**STATED GOAL:** Your task is to locate every line holding the string "nhân" and to copy each of them.

**RECORDS SUPPLIED:**
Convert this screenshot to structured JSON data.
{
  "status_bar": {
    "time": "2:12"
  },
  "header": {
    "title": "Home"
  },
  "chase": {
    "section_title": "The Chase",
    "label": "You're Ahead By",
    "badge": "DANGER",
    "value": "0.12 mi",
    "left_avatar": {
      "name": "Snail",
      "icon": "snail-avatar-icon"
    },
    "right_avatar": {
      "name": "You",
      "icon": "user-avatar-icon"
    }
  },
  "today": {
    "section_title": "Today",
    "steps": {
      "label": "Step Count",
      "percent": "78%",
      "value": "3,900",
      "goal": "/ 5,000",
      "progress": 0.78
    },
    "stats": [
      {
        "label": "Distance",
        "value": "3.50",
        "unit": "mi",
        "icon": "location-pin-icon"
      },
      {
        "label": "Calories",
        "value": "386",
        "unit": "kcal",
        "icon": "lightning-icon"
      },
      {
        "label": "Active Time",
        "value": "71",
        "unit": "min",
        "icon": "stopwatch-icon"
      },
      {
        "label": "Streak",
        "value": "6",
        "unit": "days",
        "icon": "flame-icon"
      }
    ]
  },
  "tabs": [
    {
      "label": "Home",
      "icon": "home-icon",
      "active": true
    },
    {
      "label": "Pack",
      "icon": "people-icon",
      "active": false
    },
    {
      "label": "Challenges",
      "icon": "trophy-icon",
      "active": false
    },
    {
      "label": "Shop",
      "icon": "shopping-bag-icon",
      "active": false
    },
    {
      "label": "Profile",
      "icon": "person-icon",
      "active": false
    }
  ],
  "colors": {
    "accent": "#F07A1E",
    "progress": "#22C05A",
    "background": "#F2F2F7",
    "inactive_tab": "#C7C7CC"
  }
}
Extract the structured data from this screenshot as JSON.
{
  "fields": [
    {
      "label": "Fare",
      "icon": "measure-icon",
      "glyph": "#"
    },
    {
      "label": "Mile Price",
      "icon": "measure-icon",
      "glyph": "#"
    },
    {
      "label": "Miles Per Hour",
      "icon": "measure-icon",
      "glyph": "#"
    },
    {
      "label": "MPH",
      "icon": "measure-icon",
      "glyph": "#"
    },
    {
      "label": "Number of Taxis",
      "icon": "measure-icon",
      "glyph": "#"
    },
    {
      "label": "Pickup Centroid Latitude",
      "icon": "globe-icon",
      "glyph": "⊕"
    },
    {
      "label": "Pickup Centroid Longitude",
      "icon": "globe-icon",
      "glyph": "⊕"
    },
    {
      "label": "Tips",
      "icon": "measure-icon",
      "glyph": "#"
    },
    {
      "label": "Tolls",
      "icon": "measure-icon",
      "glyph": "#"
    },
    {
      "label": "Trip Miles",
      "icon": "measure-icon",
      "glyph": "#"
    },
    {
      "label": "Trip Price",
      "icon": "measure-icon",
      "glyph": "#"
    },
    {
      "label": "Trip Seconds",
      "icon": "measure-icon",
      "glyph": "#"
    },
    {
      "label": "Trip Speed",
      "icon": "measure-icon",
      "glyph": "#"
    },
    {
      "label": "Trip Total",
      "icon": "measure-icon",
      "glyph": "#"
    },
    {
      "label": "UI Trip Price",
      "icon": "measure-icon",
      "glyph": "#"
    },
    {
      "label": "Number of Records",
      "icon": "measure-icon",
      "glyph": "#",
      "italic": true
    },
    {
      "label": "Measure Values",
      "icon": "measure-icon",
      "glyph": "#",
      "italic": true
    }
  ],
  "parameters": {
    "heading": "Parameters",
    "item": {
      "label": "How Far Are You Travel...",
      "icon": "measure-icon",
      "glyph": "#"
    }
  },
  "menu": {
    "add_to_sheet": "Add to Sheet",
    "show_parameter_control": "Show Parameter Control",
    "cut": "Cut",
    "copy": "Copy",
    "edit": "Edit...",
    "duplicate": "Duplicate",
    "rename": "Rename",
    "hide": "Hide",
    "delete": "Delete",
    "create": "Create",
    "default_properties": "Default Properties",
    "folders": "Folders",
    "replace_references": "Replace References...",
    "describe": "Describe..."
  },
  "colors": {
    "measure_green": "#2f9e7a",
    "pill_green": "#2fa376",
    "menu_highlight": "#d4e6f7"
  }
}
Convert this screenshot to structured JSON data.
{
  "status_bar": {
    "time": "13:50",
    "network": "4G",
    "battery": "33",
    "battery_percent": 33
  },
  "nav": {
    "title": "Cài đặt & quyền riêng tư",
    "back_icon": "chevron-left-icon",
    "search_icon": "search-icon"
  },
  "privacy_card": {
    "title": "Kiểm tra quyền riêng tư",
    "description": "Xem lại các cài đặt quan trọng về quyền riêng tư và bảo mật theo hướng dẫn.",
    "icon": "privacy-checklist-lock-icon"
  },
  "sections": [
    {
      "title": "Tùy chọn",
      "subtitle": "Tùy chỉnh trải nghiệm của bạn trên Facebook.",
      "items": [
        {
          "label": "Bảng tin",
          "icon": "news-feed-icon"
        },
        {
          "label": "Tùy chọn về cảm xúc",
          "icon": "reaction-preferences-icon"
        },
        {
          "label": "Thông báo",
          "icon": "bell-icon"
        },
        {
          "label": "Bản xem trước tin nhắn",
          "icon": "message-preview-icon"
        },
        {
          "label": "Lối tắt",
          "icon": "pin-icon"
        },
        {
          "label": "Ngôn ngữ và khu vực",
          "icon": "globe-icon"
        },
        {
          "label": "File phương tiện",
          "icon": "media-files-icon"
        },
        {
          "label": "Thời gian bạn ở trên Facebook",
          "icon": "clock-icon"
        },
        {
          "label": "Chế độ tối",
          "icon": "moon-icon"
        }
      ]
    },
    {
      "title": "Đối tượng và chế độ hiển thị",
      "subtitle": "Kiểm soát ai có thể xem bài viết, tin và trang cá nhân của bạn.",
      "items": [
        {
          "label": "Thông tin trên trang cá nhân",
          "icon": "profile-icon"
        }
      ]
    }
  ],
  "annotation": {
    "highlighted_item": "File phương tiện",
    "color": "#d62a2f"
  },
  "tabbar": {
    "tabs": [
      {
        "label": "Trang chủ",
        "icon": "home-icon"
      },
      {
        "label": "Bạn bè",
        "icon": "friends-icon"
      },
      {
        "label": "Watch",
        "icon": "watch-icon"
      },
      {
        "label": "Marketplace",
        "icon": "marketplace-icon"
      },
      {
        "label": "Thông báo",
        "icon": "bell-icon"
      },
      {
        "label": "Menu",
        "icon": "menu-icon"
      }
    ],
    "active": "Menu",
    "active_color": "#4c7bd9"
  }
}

**REPLY TO THE TASK:**
      "subtitle": "Kiểm soát ai có thể xem bài viết, tin và trang cá nhân của bạn.",
          "label": "Thông tin trên trang cá nhân",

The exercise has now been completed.